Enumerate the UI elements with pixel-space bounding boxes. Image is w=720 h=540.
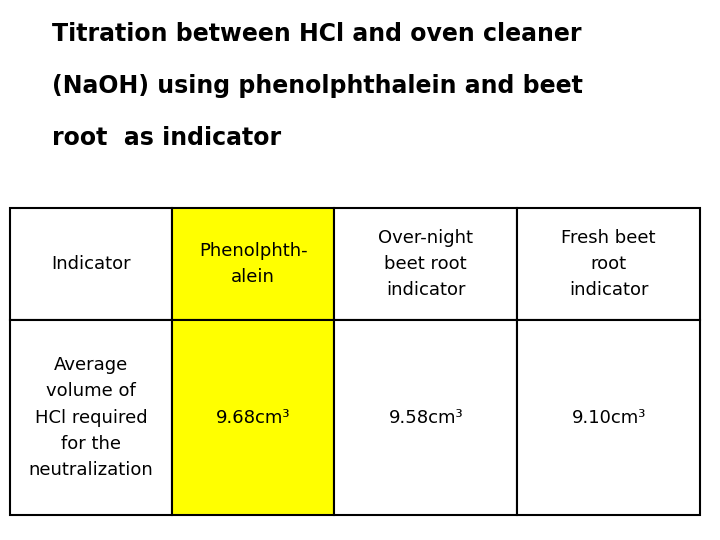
Text: 9.10cm³: 9.10cm³	[572, 409, 646, 427]
Bar	[10, 208, 172, 320]
Text: Average
volume of
HCl required
for the
neutralization: Average volume of HCl required for the n…	[29, 356, 153, 480]
Bar	[172, 320, 334, 515]
Bar	[517, 208, 700, 320]
Bar	[334, 320, 517, 515]
Bar	[517, 320, 700, 515]
Text: 9.58cm³: 9.58cm³	[388, 409, 463, 427]
Text: (NaOH) using phenolphthalein and beet: (NaOH) using phenolphthalein and beet	[52, 74, 583, 98]
Bar	[172, 208, 334, 320]
Text: Titration between HCl and oven cleaner: Titration between HCl and oven cleaner	[52, 22, 582, 46]
Bar	[10, 320, 172, 515]
Text: Fresh beet
root
indicator: Fresh beet root indicator	[562, 228, 656, 299]
Text: Phenolphth-
alein: Phenolphth- alein	[199, 242, 307, 286]
Text: Over-night
beet root
indicator: Over-night beet root indicator	[378, 228, 473, 299]
Bar	[334, 208, 517, 320]
Text: 9.68cm³: 9.68cm³	[216, 409, 290, 427]
Text: root  as indicator: root as indicator	[52, 126, 281, 150]
Text: Indicator: Indicator	[51, 255, 131, 273]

┄┄┄┄┄┄┄┄┄┄┄┄┄┄┄┄┄┄┄┄

■ Requirements ■
Copy out the lines from the one containing "409, 646, 427]" through the one containing "409, 290, 427]", unchanged.

■ Answer for the task ■
Text: 9.10cm³: 9.10cm³	[572, 409, 646, 427]
Bar	[10, 208, 172, 320]
Text: Average
volume of
HCl required
for the
neutralization: Average volume of HCl required for the n…	[29, 356, 153, 480]
Bar	[172, 320, 334, 515]
Bar	[517, 208, 700, 320]
Bar	[334, 320, 517, 515]
Bar	[517, 320, 700, 515]
Text: 9.58cm³: 9.58cm³	[388, 409, 463, 427]
Text: (NaOH) using phenolphthalein and beet: (NaOH) using phenolphthalein and beet	[52, 74, 583, 98]
Bar	[172, 208, 334, 320]
Text: Titration between HCl and oven cleaner: Titration between HCl and oven cleaner	[52, 22, 582, 46]
Bar	[10, 320, 172, 515]
Text: Fresh beet
root
indicator: Fresh beet root indicator	[562, 228, 656, 299]
Text: Phenolphth-
alein: Phenolphth- alein	[199, 242, 307, 286]
Text: Over-night
beet root
indicator: Over-night beet root indicator	[378, 228, 473, 299]
Bar	[334, 208, 517, 320]
Text: 9.68cm³: 9.68cm³	[216, 409, 290, 427]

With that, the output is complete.